## Ausgewählter Textauszug
_ _ _ _ _ _ _

Eine Risikobetrachtung führen Sie durch um den Fortbestand Ihres Betriebes, Gewerbes oder Unternehmens sicher zu stellen. Möglicherweise sehen Sie den Wald vor lauter Bäumen nicht und haben das Gefühl daß es Umstände gibt die außerhalb Ihrer Kontrolle liegen oder Risiken noch nicht erfasst haben. Zur Risikobetrachtung gibt es viele Methoden wie zum Beispiel die Ereignisbaum-Analyse, Fehlerbaum-Analyse, qualitative oder quantitative Risikoanalyse. Sofern man sich im Anschluß um die Risiken kümmert spricht man insgesamt von Risikomanagement.

Methode eines Rückversicherers

Ein weltweit tätiger großer Rückversicherer veröffentlichte eine Methode zur Risikobestimmung, welche ähnlich zu diversen Methoden im IT-Umfeld ist. Diese Methode stellt eine qualitative Risikobestimmung dar. Sie ermittelt Risiken nicht nach Geldverlust oder einer genauen Häufigkeit (z.B. Tage, Jahre, quantitativ), sondern verwendet Sprache um Schaden und Wahrscheinlichkeit zu definieren. Diese Methode (ZHA: Zürich Hazard Analysis) verwendet Werkzeuge die sich jeder zurecht legen kann. Es ist keine spezielle Software nötig – man benötigt lediglich einen Satz von Dokumentenvorlagen. Das eigentliche Geheimnis dieser Methode liegt in der Zusammenstellung der richtigen Teilnehmer zur Analyse durch welche eine folgerichtige Risikoerfassung und anschließende Risikovermeidung, -minimierung, -verschiebung oder Risikoakzeptanz möglich wird.

Risiken bestimmen

Viele Unternehmer verlassen sich auf ihr „Bauchgefühl“ und gehen damit bereits das erste Risiko bewusst ein. Es erscheint praktikabel Risiken strukturiert zu ermitteln um mit ihnen erfolgreich umgehen zu können. Anhand des nachfolgenden Beispiels einer Bäckerei kann man verstehen wie die Zürich Havard Analyse funktioniert.

_ _ _ _ _ _ _

## Zu erledigende Aufgabe
Führen Sie den obigen Text zur Risikobetrachtung im Unternehmen im gleichen Stil fort, beginnend nach seinem letzten Satz.

Zeilen aus einer Datensammlung
_ _ _ _ _ _ _

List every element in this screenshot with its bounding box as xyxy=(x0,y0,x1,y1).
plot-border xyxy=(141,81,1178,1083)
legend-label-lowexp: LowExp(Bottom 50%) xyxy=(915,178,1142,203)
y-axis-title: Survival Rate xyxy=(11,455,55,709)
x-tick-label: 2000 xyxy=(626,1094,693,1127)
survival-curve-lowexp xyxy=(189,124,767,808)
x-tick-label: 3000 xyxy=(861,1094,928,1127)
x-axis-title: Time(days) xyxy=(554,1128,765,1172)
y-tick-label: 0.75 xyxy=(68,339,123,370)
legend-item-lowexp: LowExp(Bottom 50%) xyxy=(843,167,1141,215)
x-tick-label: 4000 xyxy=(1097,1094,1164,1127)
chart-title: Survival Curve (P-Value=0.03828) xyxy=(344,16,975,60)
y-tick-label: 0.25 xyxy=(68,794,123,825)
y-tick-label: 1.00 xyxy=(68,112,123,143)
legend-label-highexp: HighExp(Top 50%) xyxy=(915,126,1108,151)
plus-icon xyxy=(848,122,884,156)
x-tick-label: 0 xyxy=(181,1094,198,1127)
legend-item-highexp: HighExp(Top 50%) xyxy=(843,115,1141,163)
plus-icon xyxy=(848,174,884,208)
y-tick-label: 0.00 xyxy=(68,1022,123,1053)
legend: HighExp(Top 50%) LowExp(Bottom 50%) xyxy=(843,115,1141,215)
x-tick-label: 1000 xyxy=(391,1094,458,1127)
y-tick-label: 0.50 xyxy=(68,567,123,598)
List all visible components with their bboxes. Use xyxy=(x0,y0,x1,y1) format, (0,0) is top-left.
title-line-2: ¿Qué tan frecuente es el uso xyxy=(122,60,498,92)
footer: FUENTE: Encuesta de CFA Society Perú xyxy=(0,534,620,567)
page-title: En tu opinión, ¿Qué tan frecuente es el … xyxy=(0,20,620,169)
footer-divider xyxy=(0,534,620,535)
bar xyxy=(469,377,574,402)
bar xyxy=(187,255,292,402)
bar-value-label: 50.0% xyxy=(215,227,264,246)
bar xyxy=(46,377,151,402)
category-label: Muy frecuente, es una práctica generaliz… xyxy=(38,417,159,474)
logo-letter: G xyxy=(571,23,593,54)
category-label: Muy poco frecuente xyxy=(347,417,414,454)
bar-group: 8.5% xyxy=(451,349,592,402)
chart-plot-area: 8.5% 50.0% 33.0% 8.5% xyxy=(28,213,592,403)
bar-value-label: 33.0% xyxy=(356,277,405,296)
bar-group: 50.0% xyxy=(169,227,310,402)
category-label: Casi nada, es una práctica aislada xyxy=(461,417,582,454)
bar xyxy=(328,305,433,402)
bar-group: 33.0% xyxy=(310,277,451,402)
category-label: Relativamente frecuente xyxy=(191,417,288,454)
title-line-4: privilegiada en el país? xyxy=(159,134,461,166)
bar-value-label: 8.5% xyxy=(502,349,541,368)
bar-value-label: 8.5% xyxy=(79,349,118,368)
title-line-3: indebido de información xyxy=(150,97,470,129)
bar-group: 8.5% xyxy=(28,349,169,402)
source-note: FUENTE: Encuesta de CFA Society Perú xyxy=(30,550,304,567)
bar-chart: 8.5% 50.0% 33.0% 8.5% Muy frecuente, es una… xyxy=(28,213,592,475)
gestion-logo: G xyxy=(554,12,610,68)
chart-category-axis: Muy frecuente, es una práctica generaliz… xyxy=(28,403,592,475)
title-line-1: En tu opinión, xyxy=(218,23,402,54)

_ _ _ _ _ _ _

## Antwort
Rahmen festlegen

Der Rahmen bestimmt alle Betrachtungsgegenstände sowie die Abgrenzung nach außen. Eine Bäckerei möchte heraus bekommen welches ihre potentiellen Risiken in den Bereichen des Betriebes und der Finanzen sind. Dazu zählen die Bäckereianlagen, das Gebäude, die Kunden als auch die Lage. Die Analyse sollte innerhalb von einem Tag durchgeführt werden was mit der ZHA Methode durchaus zu schaffen ist. 

Team definieren

Das Team welches die Analyse durchführt sollte sich möglichst aus Personen aus allen Bereichen zusammen setzen. Bei dem Beispiel der Bäckerei waren lediglich der Bäcker, seine Frau sowie der Lehrling anwesend. Mehr Angestellte hat dieser Betrieb nicht.  Die ideale Teamgröße liegt bei vier bis sieben Personen um ein breites Wissen sowie viele Ansichten an einen Tisch zu bekommen.

Gefahren finden und untersuchen

Am Tag der Analyse treffen sich die drei sowie ein ZHA erfahrener Moderator in den Räumen der Bäckerei. Der Moderator leitet die Brainstorm-Sitzung und benötigt lediglich ein Notizbuch sowie einen Katalog von provokanten Schlüsselwörtern damit das Team möglichst viele potentielle Risiken finden kann. Es findet die folgenden Themen:

  • Überflutung
    Die Frau des Bäckers erwähnt das Ihr Onkel sein Lebensmittelgeschäft für zwei Monate schließen musste nachdem der übergetretene Fluss das Ladengeschäft überflutet hatte. Nach den zwei Monaten war er bankrott. Sie hat Sorge das das selbe der Bäckerei passieren könnte weil in unmittelbarer Nähe ein kleiner Fluß liegt.
  • Explosion
    Die Bäckerfamilie plant die alte Heizungsanlage durch eine neue auszutauschen. Der Architekt riet ihnen den Gastank in einem kleinen Raum nahe der Bäckerei aufzustellen.
  • Gesundheit
    Der Auszubildende beklagt sich über Rückenschmerzen die insbesondere entstehen wenn er die schweren Mehlsäcke die Treppe hoch tragen muss. Er befürchtet dass es zu schwereren Schäden kommen könnte da auch sein Vater schon mit dreißig Jahren seinen Job als Landwirt aufgeben musste weil er einen Bandscheibenvorfall hatte.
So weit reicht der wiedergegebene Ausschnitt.